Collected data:
--

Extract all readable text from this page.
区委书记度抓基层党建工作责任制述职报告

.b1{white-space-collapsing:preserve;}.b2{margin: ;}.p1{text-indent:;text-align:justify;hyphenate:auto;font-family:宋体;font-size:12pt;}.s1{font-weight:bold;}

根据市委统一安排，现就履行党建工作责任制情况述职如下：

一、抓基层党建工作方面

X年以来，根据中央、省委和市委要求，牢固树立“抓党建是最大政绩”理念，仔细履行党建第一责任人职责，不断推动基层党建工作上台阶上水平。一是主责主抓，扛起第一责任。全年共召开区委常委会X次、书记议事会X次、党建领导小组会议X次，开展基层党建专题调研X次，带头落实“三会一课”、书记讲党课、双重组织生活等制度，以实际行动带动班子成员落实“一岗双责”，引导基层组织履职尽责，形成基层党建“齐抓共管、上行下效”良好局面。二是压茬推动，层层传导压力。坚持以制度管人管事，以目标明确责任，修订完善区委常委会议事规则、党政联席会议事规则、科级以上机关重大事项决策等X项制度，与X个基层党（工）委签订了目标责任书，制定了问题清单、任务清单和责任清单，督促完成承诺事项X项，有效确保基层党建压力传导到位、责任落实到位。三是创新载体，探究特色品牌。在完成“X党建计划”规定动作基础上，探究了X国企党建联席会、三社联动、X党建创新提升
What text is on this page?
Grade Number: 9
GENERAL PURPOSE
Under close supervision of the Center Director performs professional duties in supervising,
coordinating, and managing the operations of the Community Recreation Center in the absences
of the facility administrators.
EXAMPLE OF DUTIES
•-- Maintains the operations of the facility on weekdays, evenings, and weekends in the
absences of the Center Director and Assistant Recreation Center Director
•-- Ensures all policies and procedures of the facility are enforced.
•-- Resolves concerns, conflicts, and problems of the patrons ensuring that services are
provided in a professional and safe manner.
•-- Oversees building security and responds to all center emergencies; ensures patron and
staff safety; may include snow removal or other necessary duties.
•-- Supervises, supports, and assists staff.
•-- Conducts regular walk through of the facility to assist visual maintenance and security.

--

The exercise: Write out every record shown above, word for word.

Completed task:
Extract all readable text from this page.
区委书记度抓基层党建工作责任制述职报告

.b1{white-space-collapsing:preserve;}.b2{margin: ;}.p1{text-indent:;text-align:justify;hyphenate:auto;font-family:宋体;font-size:12pt;}.s1{font-weight:bold;}

根据市委统一安排，现就履行党建工作责任制情况述职如下：

一、抓基层党建工作方面

X年以来，根据中央、省委和市委要求，牢固树立“抓党建是最大政绩”理念，仔细履行党建第一责任人职责，不断推动基层党建工作上台阶上水平。一是主责主抓，扛起第一责任。全年共召开区委常委会X次、书记议事会X次、党建领导小组会议X次，开展基层党建专题调研X次，带头落实“三会一课”、书记讲党课、双重组织生活等制度，以实际行动带动班子成员落实“一岗双责”，引导基层组织履职尽责，形成基层党建“齐抓共管、上行下效”良好局面。二是压茬推动，层层传导压力。坚持以制度管人管事，以目标明确责任，修订完善区委常委会议事规则、党政联席会议事规则、科级以上机关重大事项决策等X项制度，与X个基层党（工）委签订了目标责任书，制定了问题清单、任务清单和责任清单，督促完成承诺事项X项，有效确保基层党建压力传导到位、责任落实到位。三是创新载体，探究特色品牌。在完成“X党建计划”规定动作基础上，探究了X国企党建联席会、三社联动、X党建创新提升
What text is on this page?
Grade Number: 9
GENERAL PURPOSE
Under close supervision of the Center Director performs professional duties in supervising,
coordinating, and managing the operations of the Community Recreation Center in the absences
of the facility administrators.
EXAMPLE OF DUTIES
•-- Maintains the operations of the facility on weekdays, evenings, and weekends in the
absences of the Center Director and Assistant Recreation Center Director
•-- Ensures all policies and procedures of the facility are enforced.
•-- Resolves concerns, conflicts, and problems of the patrons ensuring that services are
provided in a professional and safe manner.
•-- Oversees building security and responds to all center emergencies; ensures patron and
staff safety; may include snow removal or other necessary duties.
•-- Supervises, supports, and assists staff.
•-- Conducts regular walk through of the facility to assist visual maintenance and security.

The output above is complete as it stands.